### REQUIRED WORK
Retype all the entries word for word, but omit the pictures.

--- start LISTED RECORDS ---

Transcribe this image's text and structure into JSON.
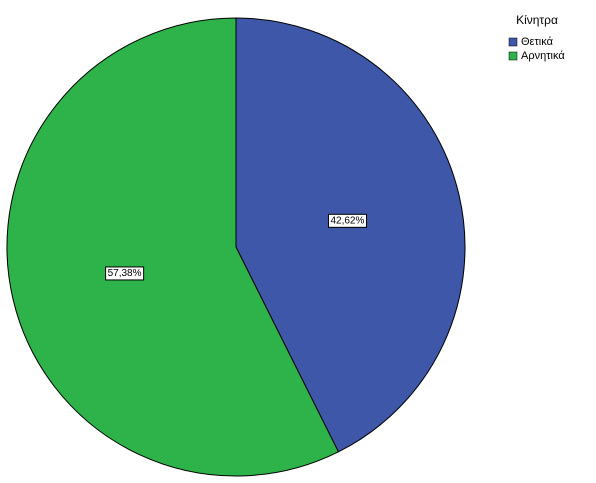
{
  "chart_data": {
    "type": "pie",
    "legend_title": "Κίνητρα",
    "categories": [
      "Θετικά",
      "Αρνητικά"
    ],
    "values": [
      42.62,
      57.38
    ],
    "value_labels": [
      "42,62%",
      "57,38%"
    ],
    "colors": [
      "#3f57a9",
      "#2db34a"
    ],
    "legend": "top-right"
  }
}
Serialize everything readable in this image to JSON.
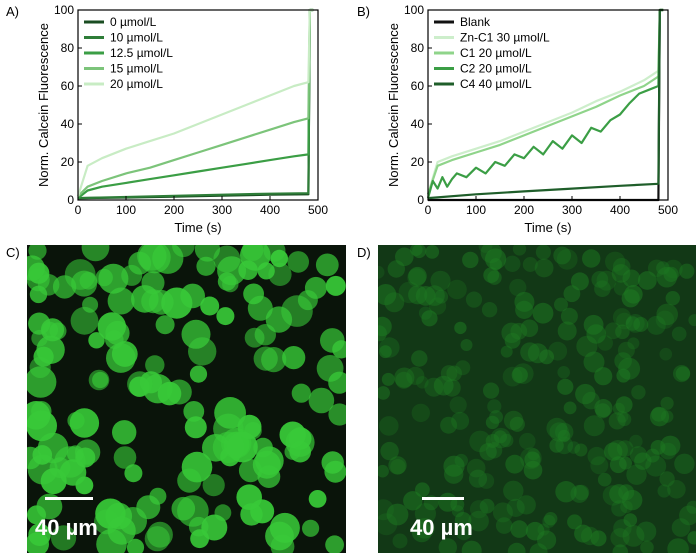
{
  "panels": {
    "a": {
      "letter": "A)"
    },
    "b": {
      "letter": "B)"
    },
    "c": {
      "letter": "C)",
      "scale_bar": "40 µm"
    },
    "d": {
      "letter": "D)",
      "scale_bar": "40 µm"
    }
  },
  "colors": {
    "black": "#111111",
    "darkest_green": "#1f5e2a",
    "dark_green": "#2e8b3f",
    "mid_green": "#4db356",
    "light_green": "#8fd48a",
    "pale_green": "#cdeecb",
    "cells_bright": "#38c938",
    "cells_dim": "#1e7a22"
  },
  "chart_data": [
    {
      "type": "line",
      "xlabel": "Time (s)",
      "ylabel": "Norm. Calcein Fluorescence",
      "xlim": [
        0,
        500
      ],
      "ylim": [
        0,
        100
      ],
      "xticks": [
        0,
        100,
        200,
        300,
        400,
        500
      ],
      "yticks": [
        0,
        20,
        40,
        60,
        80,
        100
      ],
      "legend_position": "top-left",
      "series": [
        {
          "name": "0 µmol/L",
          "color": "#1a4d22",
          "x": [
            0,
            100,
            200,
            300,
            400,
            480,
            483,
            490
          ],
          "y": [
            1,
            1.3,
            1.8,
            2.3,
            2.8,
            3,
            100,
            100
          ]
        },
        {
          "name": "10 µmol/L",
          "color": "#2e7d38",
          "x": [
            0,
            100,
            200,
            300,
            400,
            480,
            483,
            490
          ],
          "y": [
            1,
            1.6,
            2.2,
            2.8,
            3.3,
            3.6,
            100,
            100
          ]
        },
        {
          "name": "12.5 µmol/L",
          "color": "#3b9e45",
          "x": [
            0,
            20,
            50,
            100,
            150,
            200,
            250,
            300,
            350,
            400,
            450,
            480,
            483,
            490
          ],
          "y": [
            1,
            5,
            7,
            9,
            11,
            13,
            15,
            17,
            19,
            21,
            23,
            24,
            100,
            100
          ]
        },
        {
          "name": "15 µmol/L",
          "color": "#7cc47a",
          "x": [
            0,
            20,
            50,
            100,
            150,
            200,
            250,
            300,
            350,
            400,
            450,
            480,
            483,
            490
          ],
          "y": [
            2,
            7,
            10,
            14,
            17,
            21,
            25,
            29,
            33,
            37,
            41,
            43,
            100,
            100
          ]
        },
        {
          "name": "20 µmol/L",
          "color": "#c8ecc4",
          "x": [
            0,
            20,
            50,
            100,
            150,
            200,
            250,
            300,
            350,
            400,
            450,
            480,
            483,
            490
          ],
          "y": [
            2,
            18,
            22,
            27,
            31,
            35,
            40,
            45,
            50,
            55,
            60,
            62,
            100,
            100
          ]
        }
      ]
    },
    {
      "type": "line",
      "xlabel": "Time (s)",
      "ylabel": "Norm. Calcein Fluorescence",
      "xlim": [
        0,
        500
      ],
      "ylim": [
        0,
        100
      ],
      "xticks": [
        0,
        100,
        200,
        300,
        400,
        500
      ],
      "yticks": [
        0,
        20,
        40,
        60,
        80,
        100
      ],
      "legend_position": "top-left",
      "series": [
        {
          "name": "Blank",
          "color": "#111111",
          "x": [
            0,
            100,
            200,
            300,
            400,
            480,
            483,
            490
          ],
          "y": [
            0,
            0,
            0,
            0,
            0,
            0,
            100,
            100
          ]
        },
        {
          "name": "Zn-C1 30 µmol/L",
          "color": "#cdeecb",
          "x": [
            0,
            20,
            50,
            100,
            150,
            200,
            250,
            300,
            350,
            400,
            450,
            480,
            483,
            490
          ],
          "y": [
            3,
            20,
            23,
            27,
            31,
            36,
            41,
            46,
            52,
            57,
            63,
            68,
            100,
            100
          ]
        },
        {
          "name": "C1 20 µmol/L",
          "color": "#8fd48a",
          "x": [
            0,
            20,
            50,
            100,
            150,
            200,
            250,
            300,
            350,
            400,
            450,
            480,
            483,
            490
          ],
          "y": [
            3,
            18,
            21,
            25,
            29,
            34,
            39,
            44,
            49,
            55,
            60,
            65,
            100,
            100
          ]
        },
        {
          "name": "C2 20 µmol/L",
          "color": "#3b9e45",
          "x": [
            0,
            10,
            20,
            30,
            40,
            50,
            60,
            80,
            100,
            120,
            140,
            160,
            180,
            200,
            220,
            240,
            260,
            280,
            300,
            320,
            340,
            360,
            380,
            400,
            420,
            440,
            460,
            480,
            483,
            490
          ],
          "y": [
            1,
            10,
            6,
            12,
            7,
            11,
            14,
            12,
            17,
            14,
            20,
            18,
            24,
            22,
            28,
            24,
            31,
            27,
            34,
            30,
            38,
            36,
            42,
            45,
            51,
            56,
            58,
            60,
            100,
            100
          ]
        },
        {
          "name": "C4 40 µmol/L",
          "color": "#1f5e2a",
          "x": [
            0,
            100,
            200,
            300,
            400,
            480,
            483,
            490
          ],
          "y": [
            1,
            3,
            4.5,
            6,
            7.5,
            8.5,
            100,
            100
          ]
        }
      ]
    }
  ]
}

--- end LISTED RECORDS ---

### OUTPUT FOR THIS TASK
Transcribe this image's text and structure into JSON.
{
  "chart_data": {
    "type": "pie",
    "legend_title": "Κίνητρα",
    "categories": [
      "Θετικά",
      "Αρνητικά"
    ],
    "values": [
      42.62,
      57.38
    ],
    "value_labels": [
      "42,62%",
      "57,38%"
    ],
    "colors": [
      "#3f57a9",
      "#2db34a"
    ],
    "legend": "top-right"
  }
}
Serialize everything readable in this image to JSON.
{
  "panels": {
    "a": {
      "letter": "A)"
    },
    "b": {
      "letter": "B)"
    },
    "c": {
      "letter": "C)",
      "scale_bar": "40 µm"
    },
    "d": {
      "letter": "D)",
      "scale_bar": "40 µm"
    }
  },
  "colors": {
    "black": "#111111",
    "darkest_green": "#1f5e2a",
    "dark_green": "#2e8b3f",
    "mid_green": "#4db356",
    "light_green": "#8fd48a",
    "pale_green": "#cdeecb",
    "cells_bright": "#38c938",
    "cells_dim": "#1e7a22"
  },
  "chart_data": [
    {
      "type": "line",
      "xlabel": "Time (s)",
      "ylabel": "Norm. Calcein Fluorescence",
      "xlim": [
        0,
        500
      ],
      "ylim": [
        0,
        100
      ],
      "xticks": [
        0,
        100,
        200,
        300,
        400,
        500
      ],
      "yticks": [
        0,
        20,
        40,
        60,
        80,
        100
      ],
      "legend_position": "top-left",
      "series": [
        {
          "name": "0 µmol/L",
          "color": "#1a4d22",
          "x": [
            0,
            100,
            200,
            300,
            400,
            480,
            483,
            490
          ],
          "y": [
            1,
            1.3,
            1.8,
            2.3,
            2.8,
            3,
            100,
            100
          ]
        },
        {
          "name": "10 µmol/L",
          "color": "#2e7d38",
          "x": [
            0,
            100,
            200,
            300,
            400,
            480,
            483,
            490
          ],
          "y": [
            1,
            1.6,
            2.2,
            2.8,
            3.3,
            3.6,
            100,
            100
          ]
        },
        {
          "name": "12.5 µmol/L",
          "color": "#3b9e45",
          "x": [
            0,
            20,
            50,
            100,
            150,
            200,
            250,
            300,
            350,
            400,
            450,
            480,
            483,
            490
          ],
          "y": [
            1,
            5,
            7,
            9,
            11,
            13,
            15,
            17,
            19,
            21,
            23,
            24,
            100,
            100
          ]
        },
        {
          "name": "15 µmol/L",
          "color": "#7cc47a",
          "x": [
            0,
            20,
            50,
            100,
            150,
            200,
            250,
            300,
            350,
            400,
            450,
            480,
            483,
            490
          ],
          "y": [
            2,
            7,
            10,
            14,
            17,
            21,
            25,
            29,
            33,
            37,
            41,
            43,
            100,
            100
          ]
        },
        {
          "name": "20 µmol/L",
          "color": "#c8ecc4",
          "x": [
            0,
            20,
            50,
            100,
            150,
            200,
            250,
            300,
            350,
            400,
            450,
            480,
            483,
            490
          ],
          "y": [
            2,
            18,
            22,
            27,
            31,
            35,
            40,
            45,
            50,
            55,
            60,
            62,
            100,
            100
          ]
        }
      ]
    },
    {
      "type": "line",
      "xlabel": "Time (s)",
      "ylabel": "Norm. Calcein Fluorescence",
      "xlim": [
        0,
        500
      ],
      "ylim": [
        0,
        100
      ],
      "xticks": [
        0,
        100,
        200,
        300,
        400,
        500
      ],
      "yticks": [
        0,
        20,
        40,
        60,
        80,
        100
      ],
      "legend_position": "top-left",
      "series": [
        {
          "name": "Blank",
          "color": "#111111",
          "x": [
            0,
            100,
            200,
            300,
            400,
            480,
            483,
            490
          ],
          "y": [
            0,
            0,
            0,
            0,
            0,
            0,
            100,
            100
          ]
        },
        {
          "name": "Zn-C1 30 µmol/L",
          "color": "#cdeecb",
          "x": [
            0,
            20,
            50,
            100,
            150,
            200,
            250,
            300,
            350,
            400,
            450,
            480,
            483,
            490
          ],
          "y": [
            3,
            20,
            23,
            27,
            31,
            36,
            41,
            46,
            52,
            57,
            63,
            68,
            100,
            100
          ]
        },
        {
          "name": "C1 20 µmol/L",
          "color": "#8fd48a",
          "x": [
            0,
            20,
            50,
            100,
            150,
            200,
            250,
            300,
            350,
            400,
            450,
            480,
            483,
            490
          ],
          "y": [
            3,
            18,
            21,
            25,
            29,
            34,
            39,
            44,
            49,
            55,
            60,
            65,
            100,
            100
          ]
        },
        {
          "name": "C2 20 µmol/L",
          "color": "#3b9e45",
          "x": [
            0,
            10,
            20,
            30,
            40,
            50,
            60,
            80,
            100,
            120,
            140,
            160,
            180,
            200,
            220,
            240,
            260,
            280,
            300,
            320,
            340,
            360,
            380,
            400,
            420,
            440,
            460,
            480,
            483,
            490
          ],
          "y": [
            1,
            10,
            6,
            12,
            7,
            11,
            14,
            12,
            17,
            14,
            20,
            18,
            24,
            22,
            28,
            24,
            31,
            27,
            34,
            30,
            38,
            36,
            42,
            45,
            51,
            56,
            58,
            60,
            100,
            100
          ]
        },
        {
          "name": "C4 40 µmol/L",
          "color": "#1f5e2a",
          "x": [
            0,
            100,
            200,
            300,
            400,
            480,
            483,
            490
          ],
          "y": [
            1,
            3,
            4.5,
            6,
            7.5,
            8.5,
            100,
            100
          ]
        }
      ]
    }
  ]
}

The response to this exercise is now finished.